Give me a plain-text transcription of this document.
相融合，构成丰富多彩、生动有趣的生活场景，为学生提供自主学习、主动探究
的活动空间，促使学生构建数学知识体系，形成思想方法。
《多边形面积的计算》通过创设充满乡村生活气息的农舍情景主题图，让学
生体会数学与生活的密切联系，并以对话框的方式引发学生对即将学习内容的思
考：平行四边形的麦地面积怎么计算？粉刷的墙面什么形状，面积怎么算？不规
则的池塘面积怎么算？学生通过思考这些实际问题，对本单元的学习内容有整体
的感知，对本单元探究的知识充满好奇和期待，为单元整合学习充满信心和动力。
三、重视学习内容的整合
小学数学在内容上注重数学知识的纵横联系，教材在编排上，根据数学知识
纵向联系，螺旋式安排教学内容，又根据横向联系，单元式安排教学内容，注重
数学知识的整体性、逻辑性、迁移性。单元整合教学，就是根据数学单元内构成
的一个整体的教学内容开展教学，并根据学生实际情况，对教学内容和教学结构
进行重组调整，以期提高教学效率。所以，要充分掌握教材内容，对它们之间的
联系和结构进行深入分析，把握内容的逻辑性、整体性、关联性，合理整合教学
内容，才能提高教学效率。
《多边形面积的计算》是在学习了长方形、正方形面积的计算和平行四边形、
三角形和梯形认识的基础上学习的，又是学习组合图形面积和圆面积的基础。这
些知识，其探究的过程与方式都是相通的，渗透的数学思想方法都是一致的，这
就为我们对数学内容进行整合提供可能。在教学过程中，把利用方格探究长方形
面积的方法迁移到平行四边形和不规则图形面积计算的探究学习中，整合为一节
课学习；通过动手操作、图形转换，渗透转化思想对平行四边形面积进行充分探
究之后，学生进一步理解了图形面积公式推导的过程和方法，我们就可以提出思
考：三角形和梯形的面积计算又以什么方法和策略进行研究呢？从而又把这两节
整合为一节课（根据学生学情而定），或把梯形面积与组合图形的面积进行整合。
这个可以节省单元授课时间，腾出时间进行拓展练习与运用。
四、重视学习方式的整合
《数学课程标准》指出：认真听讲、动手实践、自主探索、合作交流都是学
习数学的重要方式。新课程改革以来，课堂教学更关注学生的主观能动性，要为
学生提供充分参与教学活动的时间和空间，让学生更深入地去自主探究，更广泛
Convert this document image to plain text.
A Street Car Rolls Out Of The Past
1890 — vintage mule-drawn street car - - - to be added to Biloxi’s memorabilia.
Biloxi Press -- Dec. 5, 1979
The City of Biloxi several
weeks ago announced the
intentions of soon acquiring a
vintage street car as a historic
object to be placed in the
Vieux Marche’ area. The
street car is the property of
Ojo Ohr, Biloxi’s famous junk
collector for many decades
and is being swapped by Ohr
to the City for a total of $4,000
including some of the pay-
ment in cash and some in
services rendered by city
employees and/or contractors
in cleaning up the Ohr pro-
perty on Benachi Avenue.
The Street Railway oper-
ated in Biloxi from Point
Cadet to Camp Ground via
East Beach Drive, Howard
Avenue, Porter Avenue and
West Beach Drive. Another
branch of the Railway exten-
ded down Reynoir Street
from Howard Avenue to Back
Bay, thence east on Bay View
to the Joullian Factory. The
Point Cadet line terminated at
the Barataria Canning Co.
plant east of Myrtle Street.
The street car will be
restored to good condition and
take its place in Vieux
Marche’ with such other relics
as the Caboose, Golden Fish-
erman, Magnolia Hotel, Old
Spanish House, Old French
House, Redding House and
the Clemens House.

☆ ☆ ☆ ☆ ☆ ☆ ☆

From the records above, please extract every line and repeat it exactly.

§ RESPONSE BELOW:
Give me a plain-text transcription of this document.
相融合，构成丰富多彩、生动有趣的生活场景，为学生提供自主学习、主动探究
的活动空间，促使学生构建数学知识体系，形成思想方法。
《多边形面积的计算》通过创设充满乡村生活气息的农舍情景主题图，让学
生体会数学与生活的密切联系，并以对话框的方式引发学生对即将学习内容的思
考：平行四边形的麦地面积怎么计算？粉刷的墙面什么形状，面积怎么算？不规
则的池塘面积怎么算？学生通过思考这些实际问题，对本单元的学习内容有整体
的感知，对本单元探究的知识充满好奇和期待，为单元整合学习充满信心和动力。
三、重视学习内容的整合
小学数学在内容上注重数学知识的纵横联系，教材在编排上，根据数学知识
纵向联系，螺旋式安排教学内容，又根据横向联系，单元式安排教学内容，注重
数学知识的整体性、逻辑性、迁移性。单元整合教学，就是根据数学单元内构成
的一个整体的教学内容开展教学，并根据学生实际情况，对教学内容和教学结构
进行重组调整，以期提高教学效率。所以，要充分掌握教材内容，对它们之间的
联系和结构进行深入分析，把握内容的逻辑性、整体性、关联性，合理整合教学
内容，才能提高教学效率。
《多边形面积的计算》是在学习了长方形、正方形面积的计算和平行四边形、
三角形和梯形认识的基础上学习的，又是学习组合图形面积和圆面积的基础。这
些知识，其探究的过程与方式都是相通的，渗透的数学思想方法都是一致的，这
就为我们对数学内容进行整合提供可能。在教学过程中，把利用方格探究长方形
面积的方法迁移到平行四边形和不规则图形面积计算的探究学习中，整合为一节
课学习；通过动手操作、图形转换，渗透转化思想对平行四边形面积进行充分探
究之后，学生进一步理解了图形面积公式推导的过程和方法，我们就可以提出思
考：三角形和梯形的面积计算又以什么方法和策略进行研究呢？从而又把这两节
整合为一节课（根据学生学情而定），或把梯形面积与组合图形的面积进行整合。
这个可以节省单元授课时间，腾出时间进行拓展练习与运用。
四、重视学习方式的整合
《数学课程标准》指出：认真听讲、动手实践、自主探索、合作交流都是学
习数学的重要方式。新课程改革以来，课堂教学更关注学生的主观能动性，要为
学生提供充分参与教学活动的时间和空间，让学生更深入地去自主探究，更广泛
Convert this document image to plain text.
A Street Car Rolls Out Of The Past
1890 — vintage mule-drawn street car - - - to be added to Biloxi’s memorabilia.
Biloxi Press -- Dec. 5, 1979
The City of Biloxi several
weeks ago announced the
intentions of soon acquiring a
vintage street car as a historic
object to be placed in the
Vieux Marche’ area. The
street car is the property of
Ojo Ohr, Biloxi’s famous junk
collector for many decades
and is being swapped by Ohr
to the City for a total of $4,000
including some of the pay-
ment in cash and some in
services rendered by city
employees and/or contractors
in cleaning up the Ohr pro-
perty on Benachi Avenue.
The Street Railway oper-
ated in Biloxi from Point
Cadet to Camp Ground via
East Beach Drive, Howard
Avenue, Porter Avenue and
West Beach Drive. Another
branch of the Railway exten-
ded down Reynoir Street
from Howard Avenue to Back
Bay, thence east on Bay View
to the Joullian Factory. The
Point Cadet line terminated at
the Barataria Canning Co.
plant east of Myrtle Street.
The street car will be
restored to good condition and
take its place in Vieux
Marche’ with such other relics
as the Caboose, Golden Fish-
erman, Magnolia Hotel, Old
Spanish House, Old French
House, Redding House and
the Clemens House.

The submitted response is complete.